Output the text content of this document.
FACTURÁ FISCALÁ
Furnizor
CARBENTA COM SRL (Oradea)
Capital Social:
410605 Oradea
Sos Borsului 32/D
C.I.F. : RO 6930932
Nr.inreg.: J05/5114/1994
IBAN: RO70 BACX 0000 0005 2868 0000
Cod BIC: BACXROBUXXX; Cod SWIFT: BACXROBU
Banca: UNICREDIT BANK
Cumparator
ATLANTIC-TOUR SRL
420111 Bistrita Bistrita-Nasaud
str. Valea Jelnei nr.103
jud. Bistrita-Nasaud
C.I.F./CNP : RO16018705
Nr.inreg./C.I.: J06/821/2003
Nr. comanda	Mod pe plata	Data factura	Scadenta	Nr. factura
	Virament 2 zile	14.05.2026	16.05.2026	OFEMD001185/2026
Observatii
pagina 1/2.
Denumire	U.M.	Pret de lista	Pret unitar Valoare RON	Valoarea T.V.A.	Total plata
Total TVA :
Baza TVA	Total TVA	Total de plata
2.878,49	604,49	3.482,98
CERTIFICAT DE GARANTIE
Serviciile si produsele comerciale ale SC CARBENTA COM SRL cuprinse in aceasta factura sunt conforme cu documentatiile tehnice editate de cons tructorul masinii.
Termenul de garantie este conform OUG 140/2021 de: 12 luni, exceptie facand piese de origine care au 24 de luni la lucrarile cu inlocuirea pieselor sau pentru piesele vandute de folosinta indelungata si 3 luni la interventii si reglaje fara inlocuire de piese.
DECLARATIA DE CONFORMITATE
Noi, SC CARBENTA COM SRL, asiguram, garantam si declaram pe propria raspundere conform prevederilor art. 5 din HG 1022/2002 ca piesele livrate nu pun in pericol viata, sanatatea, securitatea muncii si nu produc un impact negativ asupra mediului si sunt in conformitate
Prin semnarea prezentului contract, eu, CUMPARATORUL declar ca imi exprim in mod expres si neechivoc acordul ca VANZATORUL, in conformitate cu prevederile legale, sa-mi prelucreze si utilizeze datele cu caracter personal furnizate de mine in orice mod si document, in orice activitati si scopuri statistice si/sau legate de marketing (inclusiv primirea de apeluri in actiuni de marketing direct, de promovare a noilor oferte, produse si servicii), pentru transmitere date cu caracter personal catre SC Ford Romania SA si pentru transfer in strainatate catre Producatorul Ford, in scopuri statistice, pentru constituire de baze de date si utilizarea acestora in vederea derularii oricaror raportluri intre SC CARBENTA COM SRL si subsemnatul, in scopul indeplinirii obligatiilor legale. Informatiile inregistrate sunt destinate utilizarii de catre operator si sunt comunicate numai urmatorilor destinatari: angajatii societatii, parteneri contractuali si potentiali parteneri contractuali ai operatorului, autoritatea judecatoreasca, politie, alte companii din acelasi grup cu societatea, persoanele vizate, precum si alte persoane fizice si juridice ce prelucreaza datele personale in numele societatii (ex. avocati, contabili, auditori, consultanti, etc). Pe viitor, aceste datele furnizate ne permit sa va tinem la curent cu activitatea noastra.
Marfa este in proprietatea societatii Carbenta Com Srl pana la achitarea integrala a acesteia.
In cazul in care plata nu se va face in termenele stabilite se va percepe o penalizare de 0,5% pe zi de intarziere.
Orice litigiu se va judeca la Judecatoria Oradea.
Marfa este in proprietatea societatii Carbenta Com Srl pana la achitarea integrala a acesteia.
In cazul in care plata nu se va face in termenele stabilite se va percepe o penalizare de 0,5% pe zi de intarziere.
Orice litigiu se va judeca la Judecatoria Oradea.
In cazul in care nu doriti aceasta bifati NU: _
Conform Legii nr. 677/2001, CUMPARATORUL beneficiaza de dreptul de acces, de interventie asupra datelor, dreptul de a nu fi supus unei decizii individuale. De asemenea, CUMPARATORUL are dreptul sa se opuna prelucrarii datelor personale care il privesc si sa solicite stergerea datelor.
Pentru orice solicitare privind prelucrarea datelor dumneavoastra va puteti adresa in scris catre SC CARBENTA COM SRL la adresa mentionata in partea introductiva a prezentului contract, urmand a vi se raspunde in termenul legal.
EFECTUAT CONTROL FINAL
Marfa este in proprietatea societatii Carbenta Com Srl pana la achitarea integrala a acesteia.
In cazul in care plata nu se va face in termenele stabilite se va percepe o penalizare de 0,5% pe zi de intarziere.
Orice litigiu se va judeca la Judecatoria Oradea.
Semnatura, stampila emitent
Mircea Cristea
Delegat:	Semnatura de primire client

Task to carry out
Every line above that contains the word "Total" should be reported.

Task result
Denumire	U.M.	Pret de lista	Pret unitar Valoare RON	Valoarea T.V.A.	Total plata
Total TVA :
Baza TVA	Total TVA	Total de plata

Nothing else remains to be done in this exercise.